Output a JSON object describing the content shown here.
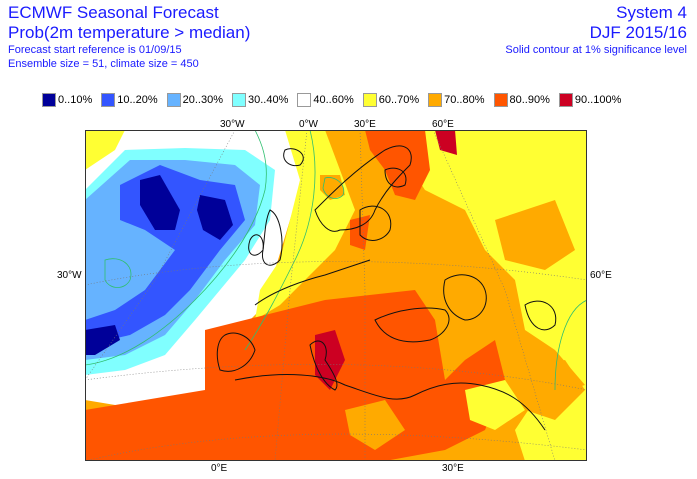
{
  "header": {
    "title": "ECMWF Seasonal Forecast",
    "subtitle": "Prob(2m temperature > median)",
    "forecast_start": "Forecast start reference is 01/09/15",
    "ensemble": "Ensemble size = 51, climate size = 450",
    "system": "System 4",
    "season": "DJF 2015/16",
    "significance_note": "Solid contour at 1% significance level"
  },
  "legend": [
    {
      "label": "0..10%",
      "color": "#000099"
    },
    {
      "label": "10..20%",
      "color": "#3355ff"
    },
    {
      "label": "20..30%",
      "color": "#66b3ff"
    },
    {
      "label": "30..40%",
      "color": "#80ffff"
    },
    {
      "label": "40..60%",
      "color": "#ffffff"
    },
    {
      "label": "60..70%",
      "color": "#ffff33"
    },
    {
      "label": "70..80%",
      "color": "#ffaa00"
    },
    {
      "label": "80..90%",
      "color": "#ff5500"
    },
    {
      "label": "90..100%",
      "color": "#cc0022"
    }
  ],
  "axes": {
    "top": [
      "30°W",
      "0°W",
      "30°E",
      "60°E"
    ],
    "left": "30°W",
    "right": "60°E",
    "bottom": [
      "0°E",
      "30°E"
    ]
  }
}
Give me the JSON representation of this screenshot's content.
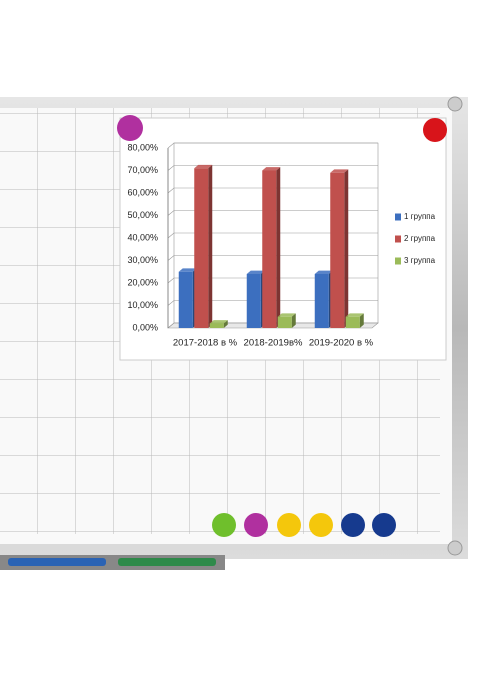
{
  "chart_data": {
    "type": "bar",
    "categories": [
      "2017-2018 в %",
      "2018-2019в%",
      "2019-2020 в %"
    ],
    "series": [
      {
        "name": "1 группа",
        "color": "#3c6fbf",
        "values": [
          25,
          24,
          24
        ]
      },
      {
        "name": "2 группа",
        "color": "#c0504d",
        "values": [
          71,
          70,
          69
        ]
      },
      {
        "name": "3 группа",
        "color": "#9bbb59",
        "values": [
          2,
          5,
          5
        ]
      }
    ],
    "ylim": [
      0,
      80
    ],
    "yticks": [
      {
        "value": 0,
        "label": "0,00%"
      },
      {
        "value": 10,
        "label": "10,00%"
      },
      {
        "value": 20,
        "label": "20,00%"
      },
      {
        "value": 30,
        "label": "30,00%"
      },
      {
        "value": 40,
        "label": "40,00%"
      },
      {
        "value": 50,
        "label": "50,00%"
      },
      {
        "value": 60,
        "label": "60,00%"
      },
      {
        "value": 70,
        "label": "70,00%"
      },
      {
        "value": 80,
        "label": "80,00%"
      }
    ],
    "grid": true,
    "legend": "right"
  }
}
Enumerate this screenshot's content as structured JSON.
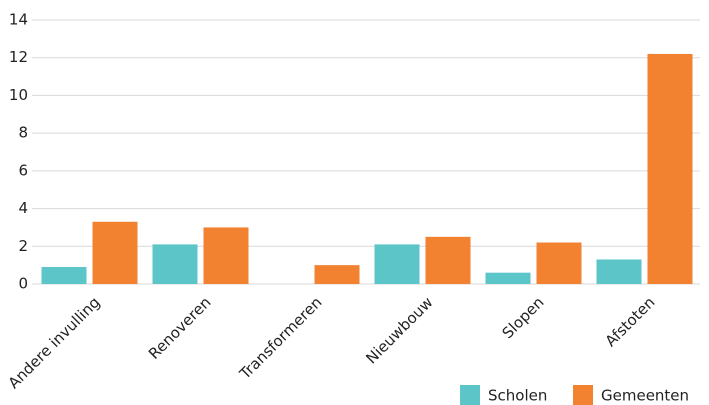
{
  "chart_data": {
    "type": "bar",
    "categories": [
      "Andere invulling",
      "Renoveren",
      "Transformeren",
      "Nieuwbouw",
      "Slopen",
      "Afstoten"
    ],
    "series": [
      {
        "name": "Scholen",
        "color": "#5bc5c8",
        "values": [
          0.9,
          2.1,
          0,
          2.1,
          0.6,
          1.3
        ]
      },
      {
        "name": "Gemeenten",
        "color": "#f28130",
        "values": [
          3.3,
          3.0,
          1.0,
          2.5,
          2.2,
          12.2
        ]
      }
    ],
    "ylim": [
      0,
      14
    ],
    "yticks": [
      0,
      2,
      4,
      6,
      8,
      10,
      12,
      14
    ],
    "grid": true,
    "legend": "bottom-right"
  }
}
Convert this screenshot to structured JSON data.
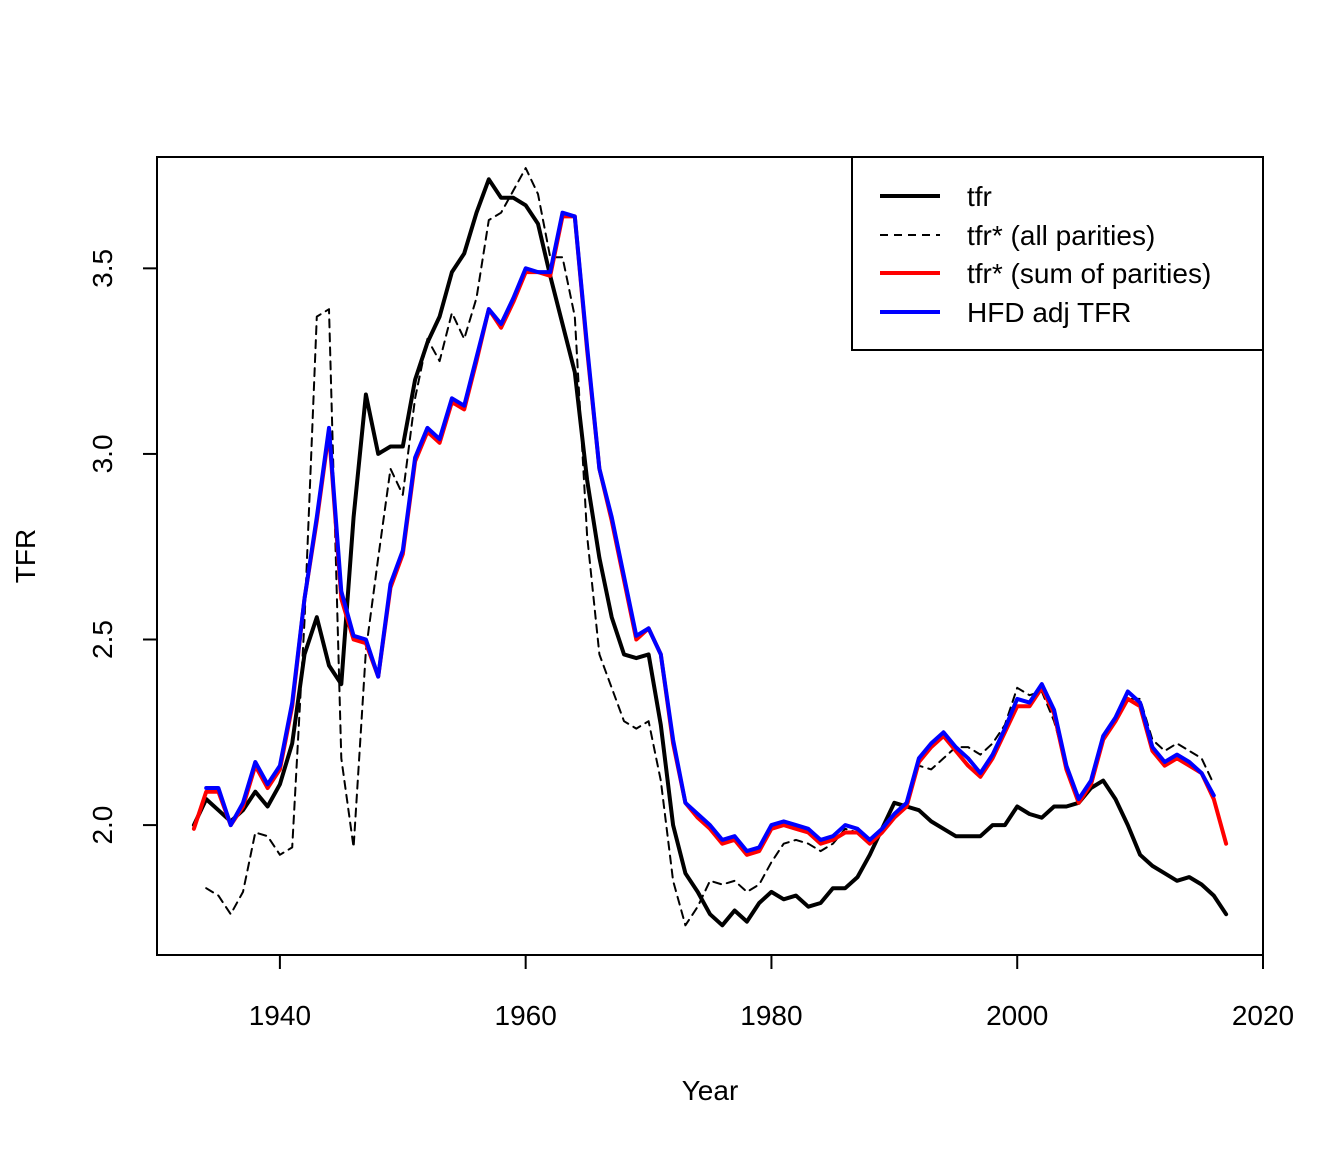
════════════════════
**The task:**
Print all the records again exactly; do not include any picture.

**Response:**
Output a JSON object describing the content shown here.
{
  "header": {
    "title": "ECMWF Seasonal Forecast",
    "subtitle": "Prob(2m temperature > median)",
    "forecast_start": "Forecast start reference is 01/09/15",
    "ensemble": "Ensemble size = 51, climate size = 450",
    "system": "System 4",
    "season": "DJF 2015/16",
    "significance_note": "Solid contour at 1% significance level"
  },
  "legend": [
    {
      "label": "0..10%",
      "color": "#000099"
    },
    {
      "label": "10..20%",
      "color": "#3355ff"
    },
    {
      "label": "20..30%",
      "color": "#66b3ff"
    },
    {
      "label": "30..40%",
      "color": "#80ffff"
    },
    {
      "label": "40..60%",
      "color": "#ffffff"
    },
    {
      "label": "60..70%",
      "color": "#ffff33"
    },
    {
      "label": "70..80%",
      "color": "#ffaa00"
    },
    {
      "label": "80..90%",
      "color": "#ff5500"
    },
    {
      "label": "90..100%",
      "color": "#cc0022"
    }
  ],
  "axes": {
    "top": [
      "30°W",
      "0°W",
      "30°E",
      "60°E"
    ],
    "left": "30°W",
    "right": "60°E",
    "bottom": [
      "0°E",
      "30°E"
    ]
  }
}
Give me the JSON representation of this screenshot's content.
{
  "chart_data": {
    "type": "bar",
    "categories": [
      "2017-2018 в %",
      "2018-2019в%",
      "2019-2020 в %"
    ],
    "series": [
      {
        "name": "1 группа",
        "color": "#3c6fbf",
        "values": [
          25,
          24,
          24
        ]
      },
      {
        "name": "2 группа",
        "color": "#c0504d",
        "values": [
          71,
          70,
          69
        ]
      },
      {
        "name": "3 группа",
        "color": "#9bbb59",
        "values": [
          2,
          5,
          5
        ]
      }
    ],
    "ylim": [
      0,
      80
    ],
    "yticks": [
      {
        "value": 0,
        "label": "0,00%"
      },
      {
        "value": 10,
        "label": "10,00%"
      },
      {
        "value": 20,
        "label": "20,00%"
      },
      {
        "value": 30,
        "label": "30,00%"
      },
      {
        "value": 40,
        "label": "40,00%"
      },
      {
        "value": 50,
        "label": "50,00%"
      },
      {
        "value": 60,
        "label": "60,00%"
      },
      {
        "value": 70,
        "label": "70,00%"
      },
      {
        "value": 80,
        "label": "80,00%"
      }
    ],
    "grid": true,
    "legend": "right"
  }
}
Enumerate this screenshot's content as structured JSON.
{
  "chart_data": {
    "type": "bar",
    "categories": [
      "Andere invulling",
      "Renoveren",
      "Transformeren",
      "Nieuwbouw",
      "Slopen",
      "Afstoten"
    ],
    "series": [
      {
        "name": "Scholen",
        "color": "#5bc5c8",
        "values": [
          0.9,
          2.1,
          0,
          2.1,
          0.6,
          1.3
        ]
      },
      {
        "name": "Gemeenten",
        "color": "#f28130",
        "values": [
          3.3,
          3.0,
          1.0,
          2.5,
          2.2,
          12.2
        ]
      }
    ],
    "ylim": [
      0,
      14
    ],
    "yticks": [
      0,
      2,
      4,
      6,
      8,
      10,
      12,
      14
    ],
    "grid": true,
    "legend": "bottom-right"
  }
}
Convert this screenshot to structured JSON data.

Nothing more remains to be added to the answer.